** START Available data **
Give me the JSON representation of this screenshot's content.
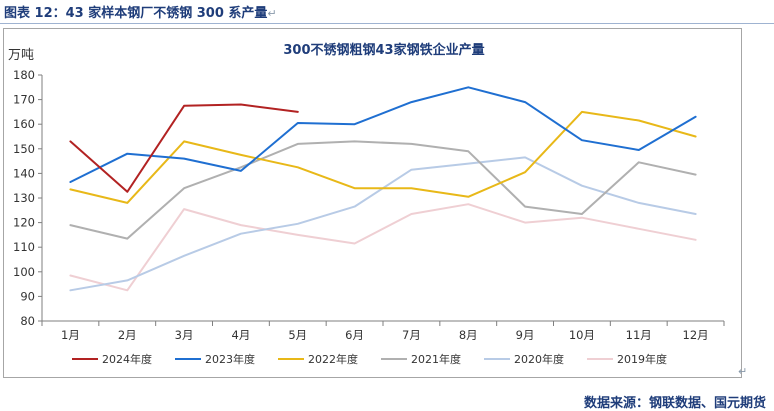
{
  "figure_caption": "图表 12：43 家样本钢厂不锈钢 300 系产量",
  "paragraph_mark": "↵",
  "source_note": "数据来源：钢联数据、国元期货",
  "chart_data": {
    "type": "line",
    "title": "300不锈钢粗钢43家钢铁企业产量",
    "ylabel": "万吨",
    "xlabel": "",
    "ylim": [
      80,
      180
    ],
    "yticks": [
      80,
      90,
      100,
      110,
      120,
      130,
      140,
      150,
      160,
      170,
      180
    ],
    "categories": [
      "1月",
      "2月",
      "3月",
      "4月",
      "5月",
      "6月",
      "7月",
      "8月",
      "9月",
      "10月",
      "11月",
      "12月"
    ],
    "grid": false,
    "legend_position": "bottom",
    "series": [
      {
        "name": "2024年度",
        "color": "#b22222",
        "values": [
          153,
          132.5,
          167.5,
          168,
          165,
          null,
          null,
          null,
          null,
          null,
          null,
          null
        ]
      },
      {
        "name": "2023年度",
        "color": "#1f6fd1",
        "values": [
          136.5,
          148,
          146,
          141,
          160.5,
          160,
          169,
          175,
          169,
          153.5,
          149.5,
          163
        ]
      },
      {
        "name": "2022年度",
        "color": "#e8b818",
        "values": [
          133.5,
          128,
          153,
          147.5,
          142.5,
          134,
          134,
          130.5,
          140.5,
          165,
          161.5,
          155
        ]
      },
      {
        "name": "2021年度",
        "color": "#b0b0b0",
        "values": [
          119,
          113.5,
          134,
          142.5,
          152,
          153,
          152,
          149,
          126.5,
          123.5,
          144.5,
          139.5
        ]
      },
      {
        "name": "2020年度",
        "color": "#b8cbe6",
        "values": [
          92.5,
          96.5,
          106.5,
          115.5,
          119.5,
          126.5,
          141.5,
          144,
          146.5,
          135,
          128,
          123.5
        ]
      },
      {
        "name": "2019年度",
        "color": "#efcfd3",
        "values": [
          98.5,
          92.5,
          125.5,
          119,
          115,
          111.5,
          123.5,
          127.5,
          120,
          122,
          117.5,
          113
        ]
      }
    ]
  }
}
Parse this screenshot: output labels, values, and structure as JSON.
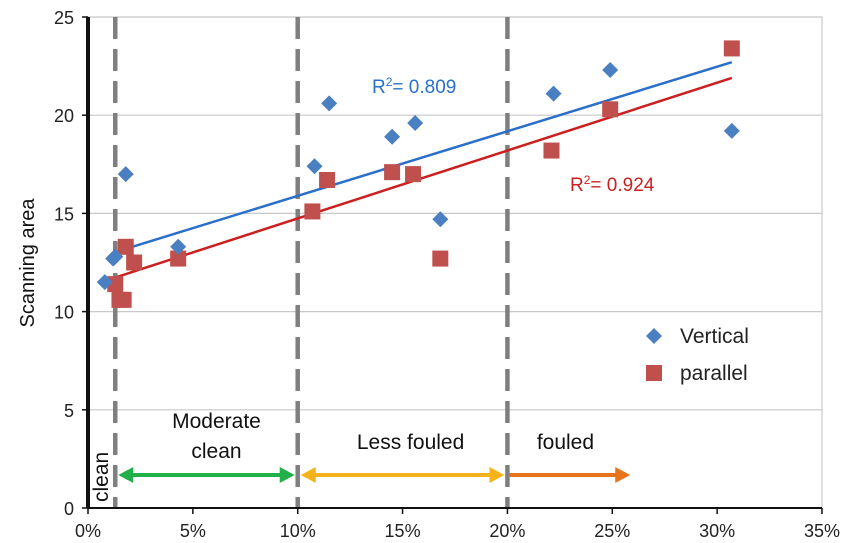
{
  "chart_data": {
    "type": "scatter",
    "title": "",
    "xlabel": "",
    "ylabel": "Scanning area",
    "xlim": [
      0,
      35
    ],
    "ylim": [
      0,
      25
    ],
    "xticks": [
      "0%",
      "5%",
      "10%",
      "15%",
      "20%",
      "25%",
      "30%",
      "35%"
    ],
    "yticks": [
      "0",
      "5",
      "10",
      "15",
      "20",
      "25"
    ],
    "grid": "horizontal",
    "legend_position": "right",
    "series": [
      {
        "name": "Vertical",
        "marker": "diamond",
        "color": "#4a7fc1",
        "points": [
          [
            0.8,
            11.5
          ],
          [
            1.2,
            12.7
          ],
          [
            1.3,
            12.8
          ],
          [
            1.8,
            17.0
          ],
          [
            4.3,
            13.3
          ],
          [
            10.8,
            17.4
          ],
          [
            11.5,
            20.6
          ],
          [
            14.5,
            18.9
          ],
          [
            15.6,
            19.6
          ],
          [
            16.8,
            14.7
          ],
          [
            22.2,
            21.1
          ],
          [
            24.9,
            22.3
          ],
          [
            30.7,
            19.2
          ]
        ],
        "fit": {
          "r2_label": "R",
          "r2_sup": "2",
          "r2_value": "= 0.809",
          "line_color": "#2a6fc9",
          "from": [
            1.2,
            13.0
          ],
          "to": [
            30.7,
            22.7
          ]
        }
      },
      {
        "name": "parallel",
        "marker": "square",
        "color": "#c0504d",
        "points": [
          [
            1.3,
            11.4
          ],
          [
            1.5,
            10.6
          ],
          [
            1.7,
            10.6
          ],
          [
            1.8,
            13.3
          ],
          [
            2.2,
            12.5
          ],
          [
            4.3,
            12.7
          ],
          [
            10.7,
            15.1
          ],
          [
            11.4,
            16.7
          ],
          [
            14.5,
            17.1
          ],
          [
            15.5,
            17.0
          ],
          [
            16.8,
            12.7
          ],
          [
            22.1,
            18.2
          ],
          [
            24.9,
            20.3
          ],
          [
            30.7,
            23.4
          ]
        ],
        "fit": {
          "r2_label": "R",
          "r2_sup": "2",
          "r2_value": "= 0.924",
          "line_color": "#cc1f1f",
          "from": [
            1.2,
            11.7
          ],
          "to": [
            30.7,
            21.9
          ]
        }
      }
    ],
    "zones": [
      {
        "label": "clean",
        "color": "#111111"
      },
      {
        "label_lines": [
          "Moderate",
          "clean"
        ],
        "from": 1.3,
        "to": 10,
        "color": "#22b04b"
      },
      {
        "label": "Less fouled",
        "from": 10,
        "to": 20,
        "color": "#f5b21a"
      },
      {
        "label": "fouled",
        "from": 20,
        "to": 26,
        "color": "#e8741e"
      }
    ],
    "divider_lines_x": [
      1.3,
      10,
      20
    ],
    "divider_color": "#7f7f7f"
  }
}
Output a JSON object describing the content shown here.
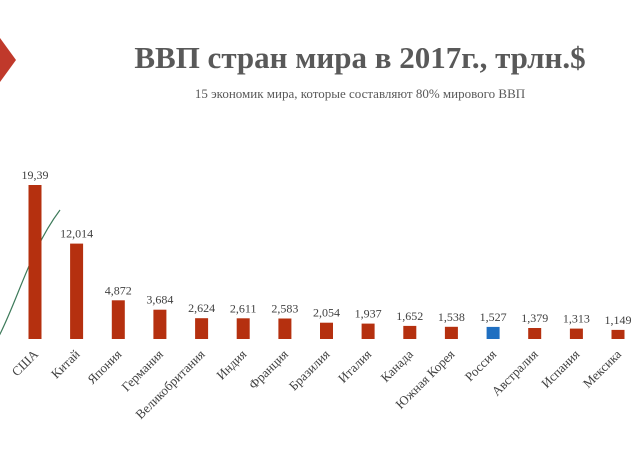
** END Available data **
• **Given exercise**: From the data, collect all lines where the string "name" appears.

• **Task result**:
        "name": "2024年度",
        "name": "2023年度",
        "name": "2022年度",
        "name": "2021年度",
        "name": "2020年度",
        "name": "2019年度",
        "name": "Vertical",
        "name": "parallel",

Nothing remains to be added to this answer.